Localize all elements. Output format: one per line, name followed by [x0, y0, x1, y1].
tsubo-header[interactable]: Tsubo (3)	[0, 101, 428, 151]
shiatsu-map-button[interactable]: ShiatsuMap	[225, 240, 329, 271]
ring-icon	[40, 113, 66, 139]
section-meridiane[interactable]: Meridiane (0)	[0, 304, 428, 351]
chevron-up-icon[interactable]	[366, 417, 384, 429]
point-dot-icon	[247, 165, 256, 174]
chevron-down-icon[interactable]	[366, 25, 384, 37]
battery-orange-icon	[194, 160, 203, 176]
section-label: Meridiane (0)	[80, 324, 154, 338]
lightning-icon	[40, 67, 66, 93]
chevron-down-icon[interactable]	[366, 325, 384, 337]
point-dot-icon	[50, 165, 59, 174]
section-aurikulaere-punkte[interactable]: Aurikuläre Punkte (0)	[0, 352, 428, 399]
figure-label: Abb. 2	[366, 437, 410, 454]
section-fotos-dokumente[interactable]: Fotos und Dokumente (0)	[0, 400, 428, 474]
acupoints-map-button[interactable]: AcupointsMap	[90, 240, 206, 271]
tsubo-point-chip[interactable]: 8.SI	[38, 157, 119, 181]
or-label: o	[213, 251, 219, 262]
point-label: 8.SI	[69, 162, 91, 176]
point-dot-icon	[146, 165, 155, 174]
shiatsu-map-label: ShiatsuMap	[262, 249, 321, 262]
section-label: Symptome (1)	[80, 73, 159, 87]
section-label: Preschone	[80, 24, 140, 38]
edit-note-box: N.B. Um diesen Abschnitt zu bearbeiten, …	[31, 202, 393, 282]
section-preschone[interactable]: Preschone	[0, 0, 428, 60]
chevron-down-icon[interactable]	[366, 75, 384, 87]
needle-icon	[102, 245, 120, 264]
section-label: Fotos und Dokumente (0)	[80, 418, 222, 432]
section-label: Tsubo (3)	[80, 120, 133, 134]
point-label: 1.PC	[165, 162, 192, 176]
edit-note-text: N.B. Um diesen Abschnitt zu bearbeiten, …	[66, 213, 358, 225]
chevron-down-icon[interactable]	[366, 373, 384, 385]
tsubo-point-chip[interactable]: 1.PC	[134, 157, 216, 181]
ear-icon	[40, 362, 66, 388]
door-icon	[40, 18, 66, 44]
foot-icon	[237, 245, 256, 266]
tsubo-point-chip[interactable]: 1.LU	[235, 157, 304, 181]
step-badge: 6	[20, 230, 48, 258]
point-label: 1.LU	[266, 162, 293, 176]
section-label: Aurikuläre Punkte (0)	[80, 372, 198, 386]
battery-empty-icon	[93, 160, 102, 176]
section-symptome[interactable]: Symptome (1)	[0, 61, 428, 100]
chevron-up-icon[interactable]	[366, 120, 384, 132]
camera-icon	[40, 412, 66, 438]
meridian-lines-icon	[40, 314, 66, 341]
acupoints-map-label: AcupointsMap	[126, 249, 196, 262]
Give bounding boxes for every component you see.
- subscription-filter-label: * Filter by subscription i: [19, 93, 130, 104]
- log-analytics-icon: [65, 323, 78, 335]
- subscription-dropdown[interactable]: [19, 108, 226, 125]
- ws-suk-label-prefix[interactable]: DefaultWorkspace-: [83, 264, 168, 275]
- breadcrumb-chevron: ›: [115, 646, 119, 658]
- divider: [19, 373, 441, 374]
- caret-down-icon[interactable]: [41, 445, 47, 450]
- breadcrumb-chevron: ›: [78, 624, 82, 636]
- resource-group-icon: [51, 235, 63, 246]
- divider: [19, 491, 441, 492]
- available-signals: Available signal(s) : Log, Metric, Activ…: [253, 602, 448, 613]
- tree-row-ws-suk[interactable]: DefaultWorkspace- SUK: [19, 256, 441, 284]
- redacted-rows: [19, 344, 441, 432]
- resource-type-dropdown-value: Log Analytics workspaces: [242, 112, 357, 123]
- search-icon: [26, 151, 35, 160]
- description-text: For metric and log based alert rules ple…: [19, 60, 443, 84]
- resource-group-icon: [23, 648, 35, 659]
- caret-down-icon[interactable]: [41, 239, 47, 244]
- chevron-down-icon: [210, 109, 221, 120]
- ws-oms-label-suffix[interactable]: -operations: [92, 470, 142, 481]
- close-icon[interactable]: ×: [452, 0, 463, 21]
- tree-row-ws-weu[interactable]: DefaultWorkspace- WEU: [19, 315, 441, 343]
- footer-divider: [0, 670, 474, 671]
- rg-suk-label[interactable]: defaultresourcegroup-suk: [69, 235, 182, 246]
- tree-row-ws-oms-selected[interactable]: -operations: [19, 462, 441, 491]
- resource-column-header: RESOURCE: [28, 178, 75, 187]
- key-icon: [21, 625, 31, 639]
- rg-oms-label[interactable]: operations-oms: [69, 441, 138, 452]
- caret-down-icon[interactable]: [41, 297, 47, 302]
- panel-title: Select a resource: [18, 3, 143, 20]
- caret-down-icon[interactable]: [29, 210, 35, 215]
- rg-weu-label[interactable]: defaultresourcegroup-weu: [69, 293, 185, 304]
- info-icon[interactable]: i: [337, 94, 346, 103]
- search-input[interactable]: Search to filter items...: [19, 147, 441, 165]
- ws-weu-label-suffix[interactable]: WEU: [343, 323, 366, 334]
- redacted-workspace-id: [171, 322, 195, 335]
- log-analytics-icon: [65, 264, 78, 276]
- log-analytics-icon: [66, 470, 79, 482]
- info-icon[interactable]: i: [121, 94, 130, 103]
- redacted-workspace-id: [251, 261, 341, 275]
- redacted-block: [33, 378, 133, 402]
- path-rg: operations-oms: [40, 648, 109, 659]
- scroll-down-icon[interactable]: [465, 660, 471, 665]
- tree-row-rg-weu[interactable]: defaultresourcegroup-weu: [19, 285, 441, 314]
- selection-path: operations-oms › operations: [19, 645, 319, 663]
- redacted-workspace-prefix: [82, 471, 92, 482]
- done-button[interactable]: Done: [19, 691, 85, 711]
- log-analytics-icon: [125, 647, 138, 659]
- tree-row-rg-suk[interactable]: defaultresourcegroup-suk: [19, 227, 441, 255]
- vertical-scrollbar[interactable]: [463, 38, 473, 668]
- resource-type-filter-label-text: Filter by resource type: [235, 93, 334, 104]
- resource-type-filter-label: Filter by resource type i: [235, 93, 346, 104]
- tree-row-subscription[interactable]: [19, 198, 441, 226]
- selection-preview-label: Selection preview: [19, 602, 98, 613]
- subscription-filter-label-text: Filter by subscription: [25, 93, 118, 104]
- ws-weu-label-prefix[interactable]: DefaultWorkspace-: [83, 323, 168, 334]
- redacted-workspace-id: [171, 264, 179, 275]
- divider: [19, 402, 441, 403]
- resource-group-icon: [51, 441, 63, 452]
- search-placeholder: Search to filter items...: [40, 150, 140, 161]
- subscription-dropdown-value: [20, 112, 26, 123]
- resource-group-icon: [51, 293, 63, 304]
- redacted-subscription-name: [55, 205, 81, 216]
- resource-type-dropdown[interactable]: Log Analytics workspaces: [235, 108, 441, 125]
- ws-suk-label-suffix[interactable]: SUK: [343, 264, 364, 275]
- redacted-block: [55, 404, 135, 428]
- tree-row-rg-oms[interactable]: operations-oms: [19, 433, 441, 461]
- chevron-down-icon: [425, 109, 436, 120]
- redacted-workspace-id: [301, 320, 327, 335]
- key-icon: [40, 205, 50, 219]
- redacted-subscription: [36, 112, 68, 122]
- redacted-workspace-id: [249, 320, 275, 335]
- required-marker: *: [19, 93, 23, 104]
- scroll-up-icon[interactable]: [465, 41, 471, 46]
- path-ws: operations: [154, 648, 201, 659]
--------------------------------
# Trabajo requerido:
Reescribe todas las líneas de los registros de arriba como una lista JSON de cadenas, con una cadena por cada línea. Omite las líneas en blanco.

# Respuesta del ejercicio:
[
  "Localize all elements. Output format: one per line, name followed by [x0, y0, x1, y1].",
  "tsubo-header[interactable]: Tsubo (3)\t[0, 101, 428, 151]",
  "shiatsu-map-button[interactable]: ShiatsuMap\t[225, 240, 329, 271]",
  "ring-icon\t[40, 113, 66, 139]",
  "section-meridiane[interactable]: Meridiane (0)\t[0, 304, 428, 351]",
  "chevron-up-icon[interactable]\t[366, 417, 384, 429]",
  "point-dot-icon\t[247, 165, 256, 174]",
  "chevron-down-icon[interactable]\t[366, 25, 384, 37]",
  "battery-orange-icon\t[194, 160, 203, 176]",
  "section-label: Meridiane (0)\t[80, 324, 154, 338]",
  "lightning-icon\t[40, 67, 66, 93]",
  "chevron-down-icon[interactable]\t[366, 325, 384, 337]",
  "point-dot-icon\t[50, 165, 59, 174]",
  "section-aurikulaere-punkte[interactable]: Aurikuläre Punkte (0)\t[0, 352, 428, 399]",
  "figure-label: Abb. 2\t[366, 437, 410, 454]",
  "section-fotos-dokumente[interactable]: Fotos und Dokumente (0)\t[0, 400, 428, 474]",
  "acupoints-map-button[interactable]: AcupointsMap\t[90, 240, 206, 271]",
  "tsubo-point-chip[interactable]: 8.SI\t[38, 157, 119, 181]",
  "or-label: o\t[213, 251, 219, 262]",
  "point-label: 8.SI\t[69, 162, 91, 176]",
  "point-dot-icon\t[146, 165, 155, 174]",
  "shiatsu-map-label: ShiatsuMap\t[262, 249, 321, 262]",
  "section-label: Symptome (1)\t[80, 73, 159, 87]",
  "section-label: Preschone\t[80, 24, 140, 38]",
  "edit-note-box: N.B. Um diesen Abschnitt zu bearbeiten, …\t[31, 202, 393, 282]",
  "section-preschone[interactable]: Preschone\t[0, 0, 428, 60]",
  "chevron-down-icon[interactable]\t[366, 75, 384, 87]",
  "needle-icon\t[102, 245, 120, 264]",
  "section-label: Fotos und Dokumente (0)\t[80, 418, 222, 432]",
  "section-label: Tsubo (3)\t[80, 120, 133, 134]",
  "point-label: 1.PC\t[165, 162, 192, 176]",
  "edit-note-text: N.B. Um diesen Abschnitt zu bearbeiten, …\t[66, 213, 358, 225]",
  "chevron-down-icon[interactable]\t[366, 373, 384, 385]",
  "tsubo-point-chip[interactable]: 1.PC\t[134, 157, 216, 181]",
  "ear-icon\t[40, 362, 66, 388]",
  "door-icon\t[40, 18, 66, 44]",
  "foot-icon\t[237, 245, 256, 266]",
  "tsubo-point-chip[interactable]: 1.LU\t[235, 157, 304, 181]",
  "step-badge: 6\t[20, 230, 48, 258]",
  "point-label: 1.LU\t[266, 162, 293, 176]",
  "section-label: Aurikuläre Punkte (0)\t[80, 372, 198, 386]",
  "battery-empty-icon\t[93, 160, 102, 176]",
  "section-symptome[interactable]: Symptome (1)\t[0, 61, 428, 100]",
  "chevron-up-icon[interactable]\t[366, 120, 384, 132]",
  "camera-icon\t[40, 412, 66, 438]",
  "meridian-lines-icon\t[40, 314, 66, 341]",
  "acupoints-map-label: AcupointsMap\t[126, 249, 196, 262]",
  "Give bounding boxes for every component you see.",
  "- subscription-filter-label: * Filter by subscription i: [19, 93, 130, 104]",
  "- log-analytics-icon: [65, 323, 78, 335]",
  "- subscription-dropdown[interactable]: [19, 108, 226, 125]",
  "- ws-suk-label-prefix[interactable]: DefaultWorkspace-: [83, 264, 168, 275]",
  "- breadcrumb-chevron: ›: [115, 646, 119, 658]",
  "- divider: [19, 373, 441, 374]",
  "- caret-down-icon[interactable]: [41, 445, 47, 450]",
  "- breadcrumb-chevron: ›: [78, 624, 82, 636]",
  "- resource-group-icon: [51, 235, 63, 246]",
  "- divider: [19, 491, 441, 492]",
  "- available-signals: Available signal(s) : Log, Metric, Activ…: [253, 602, 448, 613]",
  "- tree-row-ws-suk[interactable]: DefaultWorkspace- SUK: [19, 256, 441, 284]",
  "- redacted-rows: [19, 344, 441, 432]",
  "- resource-type-dropdown-value: Log Analytics workspaces: [242, 112, 357, 123]",
  "- search-icon: [26, 151, 35, 160]",
  "- description-text: For metric and log based alert rules ple…: [19, 60, 443, 84]",
  "- resource-group-icon: [23, 648, 35, 659]",
  "- caret-down-icon[interactable]: [41, 239, 47, 244]",
  "- chevron-down-icon: [210, 109, 221, 120]",
  "- ws-oms-label-suffix[interactable]: -operations: [92, 470, 142, 481]",
  "- close-icon[interactable]: ×: [452, 0, 463, 21]",
  "- tree-row-ws-weu[interactable]: DefaultWorkspace- WEU: [19, 315, 441, 343]",
  "- footer-divider: [0, 670, 474, 671]",
  "- rg-suk-label[interactable]: defaultresourcegroup-suk: [69, 235, 182, 246]",
  "- tree-row-ws-oms-selected[interactable]: -operations: [19, 462, 441, 491]",
  "- resource-column-header: RESOURCE: [28, 178, 75, 187]",
  "- key-icon: [21, 625, 31, 639]",
  "- rg-oms-label[interactable]: operations-oms: [69, 441, 138, 452]",
  "- caret-down-icon[interactable]: [41, 297, 47, 302]",
  "- panel-title: Select a resource: [18, 3, 143, 20]",
  "- caret-down-icon[interactable]: [29, 210, 35, 215]",
  "- rg-weu-label[interactable]: defaultresourcegroup-weu: [69, 293, 185, 304]",
  "- info-icon[interactable]: i: [337, 94, 346, 103]",
  "- search-input[interactable]: Search to filter items...: [19, 147, 441, 165]",
  "- ws-weu-label-suffix[interactable]: WEU: [343, 323, 366, 334]",
  "- redacted-workspace-id: [171, 322, 195, 335]",
  "- log-analytics-icon: [65, 264, 78, 276]",
  "- log-analytics-icon: [66, 470, 79, 482]",
  "- info-icon[interactable]: i: [121, 94, 130, 103]",
  "- redacted-workspace-id: [251, 261, 341, 275]",
  "- redacted-block: [33, 378, 133, 402]",
  "- path-rg: operations-oms: [40, 648, 109, 659]",
  "- scroll-down-icon[interactable]: [465, 660, 471, 665]",
  "- tree-row-rg-weu[interactable]: defaultresourcegroup-weu: [19, 285, 441, 314]",
  "- selection-path: operations-oms › operations: [19, 645, 319, 663]",
  "- redacted-workspace-prefix: [82, 471, 92, 482]",
  "- done-button[interactable]: Done: [19, 691, 85, 711]",
  "- log-analytics-icon: [125, 647, 138, 659]",
  "- tree-row-rg-suk[interactable]: defaultresourcegroup-suk: [19, 227, 441, 255]",
  "- vertical-scrollbar[interactable]: [463, 38, 473, 668]",
  "- resource-type-filter-label-text: Filter by resource type: [235, 93, 334, 104]",
  "- resource-type-filter-label: Filter by resource type i: [235, 93, 346, 104]",
  "- tree-row-subscription[interactable]: [19, 198, 441, 226]",
  "- selection-preview-label: Selection preview: [19, 602, 98, 613]",
  "- subscription-filter-label-text: Filter by subscription: [25, 93, 118, 104]",
  "- ws-weu-label-prefix[interactable]: DefaultWorkspace-: [83, 323, 168, 334]",
  "- redacted-workspace-id: [171, 264, 179, 275]",
  "- divider: [19, 402, 441, 403]",
  "- resource-group-icon: [51, 441, 63, 452]",
  "- search-placeholder: Search to filter items...: [40, 150, 140, 161]",
  "- subscription-dropdown-value: [20, 112, 26, 123]",
  "- resource-group-icon: [51, 293, 63, 304]",
  "- redacted-subscription-name: [55, 205, 81, 216]",
  "- resource-type-dropdown[interactable]: Log Analytics workspaces: [235, 108, 441, 125]",
  "- ws-suk-label-suffix[interactable]: SUK: [343, 264, 364, 275]",
  "- redacted-block: [55, 404, 135, 428]",
  "- tree-row-rg-oms[interactable]: operations-oms: [19, 433, 441, 461]",
  "- chevron-down-icon: [425, 109, 436, 120]",
  "- redacted-workspace-id: [301, 320, 327, 335]",
  "- key-icon: [40, 205, 50, 219]",
  "- redacted-subscription: [36, 112, 68, 122]",
  "- redacted-workspace-id: [249, 320, 275, 335]",
  "- required-marker: *: [19, 93, 23, 104]",
  "- scroll-up-icon[interactable]: [465, 41, 471, 46]",
  "- path-ws: operations: [154, 648, 201, 659]"
]